Exercise directions: Identify the lines bearing the string "المناهضة" and gather them.

*** Input material ***

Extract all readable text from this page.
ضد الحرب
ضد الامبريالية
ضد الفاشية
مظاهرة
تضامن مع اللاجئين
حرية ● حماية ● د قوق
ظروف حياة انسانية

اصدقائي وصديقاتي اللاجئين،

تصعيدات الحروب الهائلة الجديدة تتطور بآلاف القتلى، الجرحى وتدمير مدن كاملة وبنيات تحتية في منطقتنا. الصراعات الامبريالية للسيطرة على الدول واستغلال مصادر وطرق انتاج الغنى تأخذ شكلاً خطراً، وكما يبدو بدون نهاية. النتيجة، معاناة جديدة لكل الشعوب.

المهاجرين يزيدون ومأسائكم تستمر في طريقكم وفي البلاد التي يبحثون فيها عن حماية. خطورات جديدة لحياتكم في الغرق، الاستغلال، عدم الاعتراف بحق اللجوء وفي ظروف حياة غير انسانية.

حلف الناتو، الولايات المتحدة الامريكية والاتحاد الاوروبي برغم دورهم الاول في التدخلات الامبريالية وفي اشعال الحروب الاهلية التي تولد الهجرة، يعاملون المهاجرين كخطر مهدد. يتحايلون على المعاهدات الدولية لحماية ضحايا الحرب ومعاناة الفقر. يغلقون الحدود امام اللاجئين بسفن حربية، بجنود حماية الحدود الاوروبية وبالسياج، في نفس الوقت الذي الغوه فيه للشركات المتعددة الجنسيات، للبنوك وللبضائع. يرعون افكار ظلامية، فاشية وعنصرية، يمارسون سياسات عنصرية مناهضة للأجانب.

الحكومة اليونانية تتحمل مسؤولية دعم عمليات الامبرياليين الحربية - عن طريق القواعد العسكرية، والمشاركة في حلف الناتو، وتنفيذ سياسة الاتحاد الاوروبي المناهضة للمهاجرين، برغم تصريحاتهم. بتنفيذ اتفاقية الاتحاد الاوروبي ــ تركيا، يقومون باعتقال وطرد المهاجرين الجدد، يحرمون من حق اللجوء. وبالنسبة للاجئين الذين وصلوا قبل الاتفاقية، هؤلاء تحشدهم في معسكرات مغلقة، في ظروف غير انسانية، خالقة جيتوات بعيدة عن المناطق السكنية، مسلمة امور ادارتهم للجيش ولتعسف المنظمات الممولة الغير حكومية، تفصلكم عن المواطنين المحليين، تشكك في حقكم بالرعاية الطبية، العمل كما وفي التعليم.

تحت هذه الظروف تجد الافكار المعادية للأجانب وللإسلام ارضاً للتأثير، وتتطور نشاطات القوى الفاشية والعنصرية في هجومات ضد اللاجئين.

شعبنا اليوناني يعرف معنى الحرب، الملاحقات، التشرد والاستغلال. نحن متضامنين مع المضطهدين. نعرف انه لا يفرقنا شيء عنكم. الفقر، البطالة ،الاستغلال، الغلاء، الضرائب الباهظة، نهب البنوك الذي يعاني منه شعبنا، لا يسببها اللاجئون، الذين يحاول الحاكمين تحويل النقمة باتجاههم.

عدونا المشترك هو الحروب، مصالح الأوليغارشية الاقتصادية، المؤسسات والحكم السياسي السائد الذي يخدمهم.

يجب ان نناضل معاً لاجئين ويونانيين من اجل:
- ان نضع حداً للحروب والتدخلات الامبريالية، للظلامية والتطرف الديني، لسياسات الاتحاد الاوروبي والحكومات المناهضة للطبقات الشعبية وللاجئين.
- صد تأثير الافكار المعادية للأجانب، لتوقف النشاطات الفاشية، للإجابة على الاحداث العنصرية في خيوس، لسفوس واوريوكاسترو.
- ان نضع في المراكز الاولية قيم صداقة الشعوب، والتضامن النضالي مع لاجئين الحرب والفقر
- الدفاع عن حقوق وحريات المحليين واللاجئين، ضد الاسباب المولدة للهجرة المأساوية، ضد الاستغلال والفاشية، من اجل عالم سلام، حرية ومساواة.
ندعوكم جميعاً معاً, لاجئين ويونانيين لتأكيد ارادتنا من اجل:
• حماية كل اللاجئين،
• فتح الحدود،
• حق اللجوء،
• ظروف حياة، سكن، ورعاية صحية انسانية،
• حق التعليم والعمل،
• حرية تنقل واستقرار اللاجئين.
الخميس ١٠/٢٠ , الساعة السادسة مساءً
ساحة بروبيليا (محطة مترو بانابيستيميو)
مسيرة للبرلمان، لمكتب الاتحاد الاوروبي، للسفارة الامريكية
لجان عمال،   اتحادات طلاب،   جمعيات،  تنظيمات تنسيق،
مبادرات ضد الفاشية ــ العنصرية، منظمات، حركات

***

Exercise solution:
الحكومة اليونانية تتحمل مسؤولية دعم عمليات الامبرياليين الحربية - عن طريق القواعد العسكرية، والمشاركة في حلف الناتو، وتنفيذ سياسة الاتحاد الاوروبي المناهضة للمهاجرين، برغم تصريحاتهم. بتنفيذ اتفاقية الاتحاد الاوروبي ــ تركيا، يقومون باعتقال وطرد المهاجرين الجدد، يحرمون من حق اللجوء. وبالنسبة للاجئين الذين وصلوا قبل الاتفاقية، هؤلاء تحشدهم في معسكرات مغلقة، في ظروف غير انسانية، خالقة جيتوات بعيدة عن المناطق السكنية، مسلمة امور ادارتهم للجيش ولتعسف المنظمات الممولة الغير حكومية، تفصلكم عن المواطنين المحليين، تشكك في حقكم بالرعاية الطبية، العمل كما وفي التعليم.
- ان نضع حداً للحروب والتدخلات الامبريالية، للظلامية والتطرف الديني، لسياسات الاتحاد الاوروبي والحكومات المناهضة للطبقات الشعبية وللاجئين.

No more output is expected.